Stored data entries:

____________________

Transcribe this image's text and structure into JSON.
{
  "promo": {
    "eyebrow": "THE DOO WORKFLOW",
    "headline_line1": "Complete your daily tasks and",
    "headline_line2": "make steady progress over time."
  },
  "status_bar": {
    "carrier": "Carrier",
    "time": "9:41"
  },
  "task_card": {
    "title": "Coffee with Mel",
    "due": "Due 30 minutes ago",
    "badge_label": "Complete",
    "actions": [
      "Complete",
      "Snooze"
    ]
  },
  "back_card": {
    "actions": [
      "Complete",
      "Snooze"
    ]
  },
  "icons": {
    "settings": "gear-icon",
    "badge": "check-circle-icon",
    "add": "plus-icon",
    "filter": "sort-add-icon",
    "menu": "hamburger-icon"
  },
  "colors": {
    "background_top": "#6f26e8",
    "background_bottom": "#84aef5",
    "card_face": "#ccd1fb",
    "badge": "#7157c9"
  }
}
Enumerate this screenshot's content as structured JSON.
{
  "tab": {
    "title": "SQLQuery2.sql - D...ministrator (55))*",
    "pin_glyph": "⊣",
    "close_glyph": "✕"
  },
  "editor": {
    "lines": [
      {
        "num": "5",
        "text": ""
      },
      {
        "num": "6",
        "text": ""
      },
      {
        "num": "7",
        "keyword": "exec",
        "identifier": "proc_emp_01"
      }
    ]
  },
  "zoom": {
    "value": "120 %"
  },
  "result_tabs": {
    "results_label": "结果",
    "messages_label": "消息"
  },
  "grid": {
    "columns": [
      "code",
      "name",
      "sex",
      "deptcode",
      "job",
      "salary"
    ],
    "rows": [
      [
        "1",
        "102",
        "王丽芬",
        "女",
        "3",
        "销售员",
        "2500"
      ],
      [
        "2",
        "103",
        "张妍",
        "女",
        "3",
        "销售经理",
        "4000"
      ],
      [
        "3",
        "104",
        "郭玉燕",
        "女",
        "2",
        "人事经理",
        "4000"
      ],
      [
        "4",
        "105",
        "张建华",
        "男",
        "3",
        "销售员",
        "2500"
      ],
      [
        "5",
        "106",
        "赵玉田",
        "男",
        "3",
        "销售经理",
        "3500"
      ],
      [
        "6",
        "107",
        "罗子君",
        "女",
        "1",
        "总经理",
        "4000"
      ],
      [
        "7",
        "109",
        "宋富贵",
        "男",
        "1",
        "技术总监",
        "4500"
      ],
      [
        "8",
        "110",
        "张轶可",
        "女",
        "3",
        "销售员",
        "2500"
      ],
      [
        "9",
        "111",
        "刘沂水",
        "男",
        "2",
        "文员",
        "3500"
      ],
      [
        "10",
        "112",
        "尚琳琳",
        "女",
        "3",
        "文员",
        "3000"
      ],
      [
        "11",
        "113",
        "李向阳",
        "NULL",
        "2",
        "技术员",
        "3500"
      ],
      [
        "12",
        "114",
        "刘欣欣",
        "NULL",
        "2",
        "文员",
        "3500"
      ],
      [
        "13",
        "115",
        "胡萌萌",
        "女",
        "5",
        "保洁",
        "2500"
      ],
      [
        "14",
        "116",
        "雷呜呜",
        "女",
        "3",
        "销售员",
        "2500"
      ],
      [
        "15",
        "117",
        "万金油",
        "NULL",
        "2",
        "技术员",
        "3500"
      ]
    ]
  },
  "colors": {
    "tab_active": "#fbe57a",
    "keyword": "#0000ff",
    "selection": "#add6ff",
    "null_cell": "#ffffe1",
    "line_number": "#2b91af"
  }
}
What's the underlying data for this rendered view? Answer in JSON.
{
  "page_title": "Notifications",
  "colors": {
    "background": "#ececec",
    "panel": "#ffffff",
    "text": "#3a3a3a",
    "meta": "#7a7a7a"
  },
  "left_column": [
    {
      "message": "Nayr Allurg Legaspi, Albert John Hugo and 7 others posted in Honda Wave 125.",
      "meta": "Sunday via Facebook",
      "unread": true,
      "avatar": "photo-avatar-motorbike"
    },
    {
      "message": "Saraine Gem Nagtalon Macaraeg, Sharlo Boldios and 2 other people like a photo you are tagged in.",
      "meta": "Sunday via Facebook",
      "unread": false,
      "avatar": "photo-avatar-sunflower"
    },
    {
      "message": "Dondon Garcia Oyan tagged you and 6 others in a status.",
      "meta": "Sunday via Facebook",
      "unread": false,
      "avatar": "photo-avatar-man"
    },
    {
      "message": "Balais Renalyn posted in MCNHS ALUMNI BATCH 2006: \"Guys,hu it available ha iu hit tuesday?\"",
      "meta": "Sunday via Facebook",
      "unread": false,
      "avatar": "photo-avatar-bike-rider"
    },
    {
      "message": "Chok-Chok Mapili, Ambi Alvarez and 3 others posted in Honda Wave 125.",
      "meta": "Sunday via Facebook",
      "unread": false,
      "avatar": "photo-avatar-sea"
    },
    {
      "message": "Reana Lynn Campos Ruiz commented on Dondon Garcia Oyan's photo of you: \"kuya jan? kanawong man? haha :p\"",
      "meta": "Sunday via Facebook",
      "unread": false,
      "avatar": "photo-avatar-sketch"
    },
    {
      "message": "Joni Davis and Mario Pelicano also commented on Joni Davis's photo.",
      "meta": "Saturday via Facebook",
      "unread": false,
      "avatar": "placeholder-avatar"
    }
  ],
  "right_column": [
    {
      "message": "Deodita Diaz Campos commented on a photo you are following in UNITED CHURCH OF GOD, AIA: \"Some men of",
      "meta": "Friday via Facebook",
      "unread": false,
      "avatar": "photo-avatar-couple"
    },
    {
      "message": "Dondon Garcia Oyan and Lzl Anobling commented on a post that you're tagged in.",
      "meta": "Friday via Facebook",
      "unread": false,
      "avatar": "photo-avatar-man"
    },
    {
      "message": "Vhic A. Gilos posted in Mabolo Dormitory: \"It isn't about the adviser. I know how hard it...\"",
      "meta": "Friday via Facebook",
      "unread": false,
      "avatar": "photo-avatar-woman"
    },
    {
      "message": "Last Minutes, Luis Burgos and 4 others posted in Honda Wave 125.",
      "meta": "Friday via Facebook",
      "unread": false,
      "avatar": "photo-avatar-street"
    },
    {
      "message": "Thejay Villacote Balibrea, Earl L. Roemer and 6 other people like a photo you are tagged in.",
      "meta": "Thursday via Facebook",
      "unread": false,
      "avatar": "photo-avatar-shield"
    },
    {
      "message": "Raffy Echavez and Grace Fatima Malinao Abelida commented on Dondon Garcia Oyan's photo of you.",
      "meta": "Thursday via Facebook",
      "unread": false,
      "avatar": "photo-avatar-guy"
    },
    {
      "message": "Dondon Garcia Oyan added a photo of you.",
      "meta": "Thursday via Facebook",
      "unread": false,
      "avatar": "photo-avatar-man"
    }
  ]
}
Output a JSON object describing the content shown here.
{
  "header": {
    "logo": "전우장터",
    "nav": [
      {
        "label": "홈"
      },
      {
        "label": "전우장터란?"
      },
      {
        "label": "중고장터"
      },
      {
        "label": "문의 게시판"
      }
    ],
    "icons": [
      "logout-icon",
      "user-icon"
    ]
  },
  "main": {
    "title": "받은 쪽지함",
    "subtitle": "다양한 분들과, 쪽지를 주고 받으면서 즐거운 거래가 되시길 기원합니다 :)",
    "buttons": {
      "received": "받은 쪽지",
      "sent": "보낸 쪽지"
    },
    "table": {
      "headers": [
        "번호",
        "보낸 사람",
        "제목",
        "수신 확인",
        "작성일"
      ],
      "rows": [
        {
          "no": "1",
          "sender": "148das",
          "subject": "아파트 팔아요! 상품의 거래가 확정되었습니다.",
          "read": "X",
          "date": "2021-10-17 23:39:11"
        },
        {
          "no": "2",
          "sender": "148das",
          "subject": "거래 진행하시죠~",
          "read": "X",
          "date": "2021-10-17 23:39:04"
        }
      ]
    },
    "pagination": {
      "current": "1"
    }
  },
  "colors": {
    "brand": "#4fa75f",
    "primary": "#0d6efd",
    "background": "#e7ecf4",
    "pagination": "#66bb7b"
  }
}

____________________

Your objective: Find the lines that include the string "Dondon", then copy each of them.

Written answer:
      "message": "Dondon Garcia Oyan tagged you and 6 others in a status.",
      "message": "Reana Lynn Campos Ruiz commented on Dondon Garcia Oyan's photo of you: \"kuya jan? kanawong man? haha :p\"",
      "message": "Dondon Garcia Oyan and Lzl Anobling commented on a post that you're tagged in.",
      "message": "Raffy Echavez and Grace Fatima Malinao Abelida commented on Dondon Garcia Oyan's photo of you.",
      "message": "Dondon Garcia Oyan added a photo of you.",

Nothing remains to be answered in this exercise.